[begin WORKING DATA]

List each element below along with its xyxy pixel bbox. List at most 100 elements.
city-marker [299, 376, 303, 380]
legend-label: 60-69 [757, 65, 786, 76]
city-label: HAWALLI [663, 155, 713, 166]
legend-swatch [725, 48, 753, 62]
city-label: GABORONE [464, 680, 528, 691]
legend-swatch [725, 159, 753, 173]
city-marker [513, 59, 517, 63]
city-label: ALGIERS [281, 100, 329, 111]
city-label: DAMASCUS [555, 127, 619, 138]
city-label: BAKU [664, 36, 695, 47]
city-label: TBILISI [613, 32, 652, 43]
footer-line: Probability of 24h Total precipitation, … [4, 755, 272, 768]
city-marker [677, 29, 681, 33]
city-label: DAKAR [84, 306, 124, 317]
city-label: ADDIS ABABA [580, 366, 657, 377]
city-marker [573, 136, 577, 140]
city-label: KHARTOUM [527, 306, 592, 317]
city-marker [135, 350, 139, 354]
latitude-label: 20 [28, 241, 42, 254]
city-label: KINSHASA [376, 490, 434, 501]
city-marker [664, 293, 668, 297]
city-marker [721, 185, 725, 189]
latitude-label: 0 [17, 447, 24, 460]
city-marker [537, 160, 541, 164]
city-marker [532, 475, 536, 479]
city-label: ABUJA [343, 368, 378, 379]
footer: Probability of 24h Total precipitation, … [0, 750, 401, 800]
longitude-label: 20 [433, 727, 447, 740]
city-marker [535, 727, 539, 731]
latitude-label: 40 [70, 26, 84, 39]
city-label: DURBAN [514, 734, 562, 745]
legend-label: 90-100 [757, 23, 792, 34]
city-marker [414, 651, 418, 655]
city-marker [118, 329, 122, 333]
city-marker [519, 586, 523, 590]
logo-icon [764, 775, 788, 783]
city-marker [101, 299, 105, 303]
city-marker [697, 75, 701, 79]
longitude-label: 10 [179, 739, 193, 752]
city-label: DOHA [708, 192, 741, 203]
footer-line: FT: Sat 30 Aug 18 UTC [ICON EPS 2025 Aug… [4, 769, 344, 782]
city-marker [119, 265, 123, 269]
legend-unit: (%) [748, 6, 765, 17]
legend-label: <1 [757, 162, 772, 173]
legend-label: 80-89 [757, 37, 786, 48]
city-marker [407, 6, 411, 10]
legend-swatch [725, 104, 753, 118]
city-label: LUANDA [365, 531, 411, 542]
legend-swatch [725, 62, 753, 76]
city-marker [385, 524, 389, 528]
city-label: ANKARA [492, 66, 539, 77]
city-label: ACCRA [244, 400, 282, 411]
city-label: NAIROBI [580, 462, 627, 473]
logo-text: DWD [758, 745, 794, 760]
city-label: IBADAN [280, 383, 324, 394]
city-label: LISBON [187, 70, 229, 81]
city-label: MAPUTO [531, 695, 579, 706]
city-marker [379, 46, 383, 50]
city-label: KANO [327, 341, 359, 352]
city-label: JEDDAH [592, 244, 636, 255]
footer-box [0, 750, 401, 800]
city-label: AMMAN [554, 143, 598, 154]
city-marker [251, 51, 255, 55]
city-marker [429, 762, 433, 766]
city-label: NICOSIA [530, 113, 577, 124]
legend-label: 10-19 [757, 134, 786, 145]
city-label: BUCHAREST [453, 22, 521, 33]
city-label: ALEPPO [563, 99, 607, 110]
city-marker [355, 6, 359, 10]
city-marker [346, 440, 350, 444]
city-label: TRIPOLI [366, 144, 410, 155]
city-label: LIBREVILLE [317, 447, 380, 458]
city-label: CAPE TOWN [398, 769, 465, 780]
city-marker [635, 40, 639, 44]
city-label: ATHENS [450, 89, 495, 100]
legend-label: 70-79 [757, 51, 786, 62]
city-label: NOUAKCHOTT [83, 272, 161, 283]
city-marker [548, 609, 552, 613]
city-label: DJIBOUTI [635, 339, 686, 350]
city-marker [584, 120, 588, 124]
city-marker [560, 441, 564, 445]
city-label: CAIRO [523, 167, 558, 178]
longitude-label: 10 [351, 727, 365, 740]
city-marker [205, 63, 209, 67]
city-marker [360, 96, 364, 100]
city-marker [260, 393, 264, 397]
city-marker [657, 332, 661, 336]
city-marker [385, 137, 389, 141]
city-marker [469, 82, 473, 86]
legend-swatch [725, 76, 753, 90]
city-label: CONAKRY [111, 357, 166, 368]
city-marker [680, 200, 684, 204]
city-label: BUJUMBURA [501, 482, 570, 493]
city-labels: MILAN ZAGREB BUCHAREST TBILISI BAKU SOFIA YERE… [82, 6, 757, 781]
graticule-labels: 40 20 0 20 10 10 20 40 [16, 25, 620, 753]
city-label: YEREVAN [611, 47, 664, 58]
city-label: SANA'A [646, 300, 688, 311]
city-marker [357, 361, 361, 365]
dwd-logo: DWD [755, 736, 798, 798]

[end WORKING DATA]

■ TASK TO CARRY OUT
Reproduce every item above line for line, in the same order and with no changes.

■ TASK RESULT
List each element below along with its xyxy pixel bbox. List at most 100 elements.
city-marker [299, 376, 303, 380]
legend-label: 60-69 [757, 65, 786, 76]
city-label: HAWALLI [663, 155, 713, 166]
legend-swatch [725, 48, 753, 62]
city-label: GABORONE [464, 680, 528, 691]
legend-swatch [725, 159, 753, 173]
city-marker [513, 59, 517, 63]
city-label: ALGIERS [281, 100, 329, 111]
city-label: DAMASCUS [555, 127, 619, 138]
city-label: BAKU [664, 36, 695, 47]
city-label: TBILISI [613, 32, 652, 43]
footer-line: Probability of 24h Total precipitation, … [4, 755, 272, 768]
city-marker [677, 29, 681, 33]
city-label: DAKAR [84, 306, 124, 317]
city-label: ADDIS ABABA [580, 366, 657, 377]
city-marker [573, 136, 577, 140]
city-label: KHARTOUM [527, 306, 592, 317]
city-marker [135, 350, 139, 354]
latitude-label: 20 [28, 241, 42, 254]
city-label: KINSHASA [376, 490, 434, 501]
city-marker [664, 293, 668, 297]
city-marker [721, 185, 725, 189]
latitude-label: 0 [17, 447, 24, 460]
city-marker [537, 160, 541, 164]
city-marker [532, 475, 536, 479]
city-label: ABUJA [343, 368, 378, 379]
footer: Probability of 24h Total precipitation, … [0, 750, 401, 800]
longitude-label: 20 [433, 727, 447, 740]
city-marker [535, 727, 539, 731]
latitude-label: 40 [70, 26, 84, 39]
city-label: DURBAN [514, 734, 562, 745]
legend-label: 90-100 [757, 23, 792, 34]
city-marker [414, 651, 418, 655]
city-marker [118, 329, 122, 333]
city-marker [519, 586, 523, 590]
logo-icon [764, 775, 788, 783]
city-marker [101, 299, 105, 303]
city-marker [697, 75, 701, 79]
longitude-label: 10 [179, 739, 193, 752]
city-label: DOHA [708, 192, 741, 203]
footer-line: FT: Sat 30 Aug 18 UTC [ICON EPS 2025 Aug… [4, 769, 344, 782]
city-marker [119, 265, 123, 269]
legend-unit: (%) [748, 6, 765, 17]
legend-label: <1 [757, 162, 772, 173]
legend-label: 80-89 [757, 37, 786, 48]
city-marker [407, 6, 411, 10]
legend-swatch [725, 104, 753, 118]
city-label: LUANDA [365, 531, 411, 542]
legend-swatch [725, 62, 753, 76]
city-marker [385, 524, 389, 528]
city-label: ANKARA [492, 66, 539, 77]
city-label: ACCRA [244, 400, 282, 411]
city-label: NAIROBI [580, 462, 627, 473]
logo-text: DWD [758, 745, 794, 760]
city-label: IBADAN [280, 383, 324, 394]
city-label: LISBON [187, 70, 229, 81]
city-label: MAPUTO [531, 695, 579, 706]
city-marker [379, 46, 383, 50]
city-label: KANO [327, 341, 359, 352]
city-label: JEDDAH [592, 244, 636, 255]
footer-box [0, 750, 401, 800]
city-label: AMMAN [554, 143, 598, 154]
city-marker [251, 51, 255, 55]
city-marker [429, 762, 433, 766]
city-label: NICOSIA [530, 113, 577, 124]
legend-label: 10-19 [757, 134, 786, 145]
city-label: BUCHAREST [453, 22, 521, 33]
city-label: ALEPPO [563, 99, 607, 110]
city-marker [355, 6, 359, 10]
city-marker [346, 440, 350, 444]
city-label: TRIPOLI [366, 144, 410, 155]
city-label: LIBREVILLE [317, 447, 380, 458]
city-label: CAPE TOWN [398, 769, 465, 780]
city-marker [635, 40, 639, 44]
city-label: ATHENS [450, 89, 495, 100]
legend-label: 70-79 [757, 51, 786, 62]
city-label: NOUAKCHOTT [83, 272, 161, 283]
city-marker [548, 609, 552, 613]
city-label: DJIBOUTI [635, 339, 686, 350]
city-marker [584, 120, 588, 124]
city-marker [560, 441, 564, 445]
city-label: CAIRO [523, 167, 558, 178]
longitude-label: 10 [351, 727, 365, 740]
city-marker [205, 63, 209, 67]
city-marker [360, 96, 364, 100]
city-marker [260, 393, 264, 397]
city-marker [657, 332, 661, 336]
city-marker [385, 137, 389, 141]
city-marker [469, 82, 473, 86]
legend-swatch [725, 76, 753, 90]
city-label: CONAKRY [111, 357, 166, 368]
city-marker [680, 200, 684, 204]
city-label: BUJUMBURA [501, 482, 570, 493]
city-labels: MILAN ZAGREB BUCHAREST TBILISI BAKU SOFIA YERE… [82, 6, 757, 781]
graticule-labels: 40 20 0 20 10 10 20 40 [16, 25, 620, 753]
city-label: YEREVAN [611, 47, 664, 58]
city-label: SANA'A [646, 300, 688, 311]
city-marker [357, 361, 361, 365]
dwd-logo: DWD [755, 736, 798, 798]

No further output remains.